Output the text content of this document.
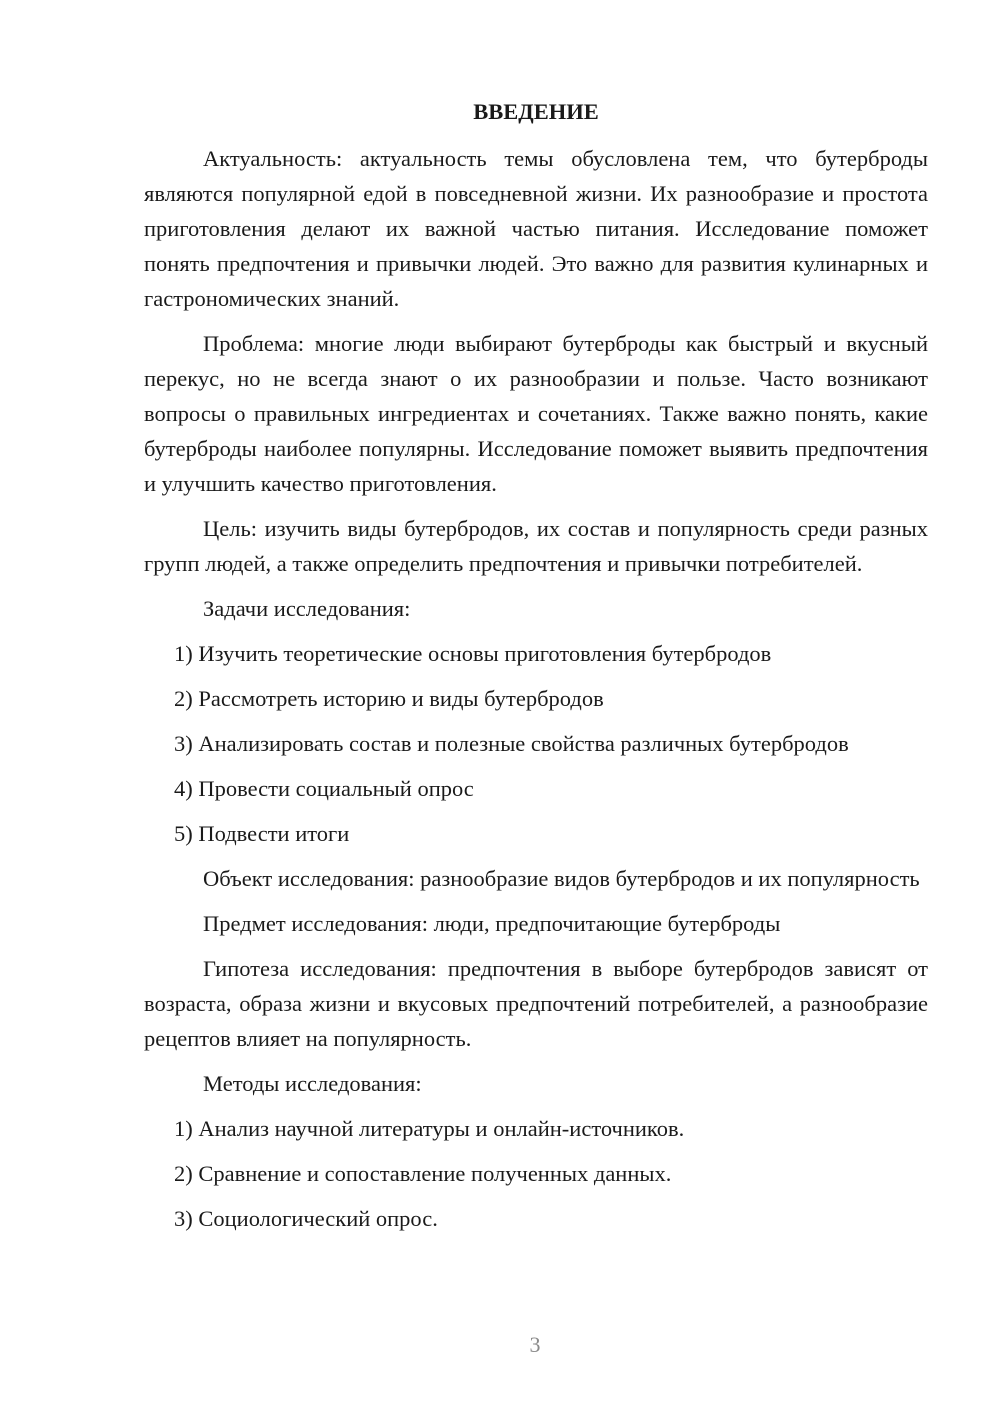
ВВЕДЕНИЕ

Актуальность: актуальность темы обусловлена тем, что бутерброды являются популярной едой в повседневной жизни. Их разнообразие и простота приготовления делают их важной частью питания. Исследование поможет понять предпочтения и привычки людей. Это важно для развития кулинарных и гастрономических знаний.

Проблема: многие люди выбирают бутерброды как быстрый и вкусный перекус, но не всегда знают о их разнообразии и пользе. Часто возникают вопросы о правильных ингредиентах и сочетаниях. Также важно понять, какие бутерброды наиболее популярны. Исследование поможет выявить предпочтения и улучшить качество приготовления.

Цель: изучить виды бутербродов, их состав и популярность среди разных групп людей, а также определить предпочтения и привычки потребителей.

Задачи исследования:

1) Изучить теоретические основы приготовления бутербродов
2) Рассмотреть историю и виды бутербродов
3) Анализировать состав и полезные свойства различных бутербродов
4) Провести социальный опрос
5) Подвести итоги

Объект исследования: разнообразие видов бутербродов и их популярность

Предмет исследования: люди, предпочитающие бутерброды

Гипотеза исследования: предпочтения в выборе бутербродов зависят от возраста, образа жизни и вкусовых предпочтений потребителей, а разнообразие рецептов влияет на популярность.

Методы исследования:

1) Анализ научной литературы и онлайн-источников.
2) Сравнение и сопоставление полученных данных.
3) Социологический опрос.
3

---------------

STATED PROBLEM :: Each record must be quoted in full and exactly. Do not include the pictures.

ANSWER IN FULL ::
Output the text content of this document.
ВВЕДЕНИЕ

Актуальность: актуальность темы обусловлена тем, что бутерброды являются популярной едой в повседневной жизни. Их разнообразие и простота приготовления делают их важной частью питания. Исследование поможет понять предпочтения и привычки людей. Это важно для развития кулинарных и гастрономических знаний.

Проблема: многие люди выбирают бутерброды как быстрый и вкусный перекус, но не всегда знают о их разнообразии и пользе. Часто возникают вопросы о правильных ингредиентах и сочетаниях. Также важно понять, какие бутерброды наиболее популярны. Исследование поможет выявить предпочтения и улучшить качество приготовления.

Цель: изучить виды бутербродов, их состав и популярность среди разных групп людей, а также определить предпочтения и привычки потребителей.

Задачи исследования:

1) Изучить теоретические основы приготовления бутербродов
2) Рассмотреть историю и виды бутербродов
3) Анализировать состав и полезные свойства различных бутербродов
4) Провести социальный опрос
5) Подвести итоги

Объект исследования: разнообразие видов бутербродов и их популярность

Предмет исследования: люди, предпочитающие бутерброды

Гипотеза исследования: предпочтения в выборе бутербродов зависят от возраста, образа жизни и вкусовых предпочтений потребителей, а разнообразие рецептов влияет на популярность.

Методы исследования:

1) Анализ научной литературы и онлайн-источников.
2) Сравнение и сопоставление полученных данных.
3) Социологический опрос.
3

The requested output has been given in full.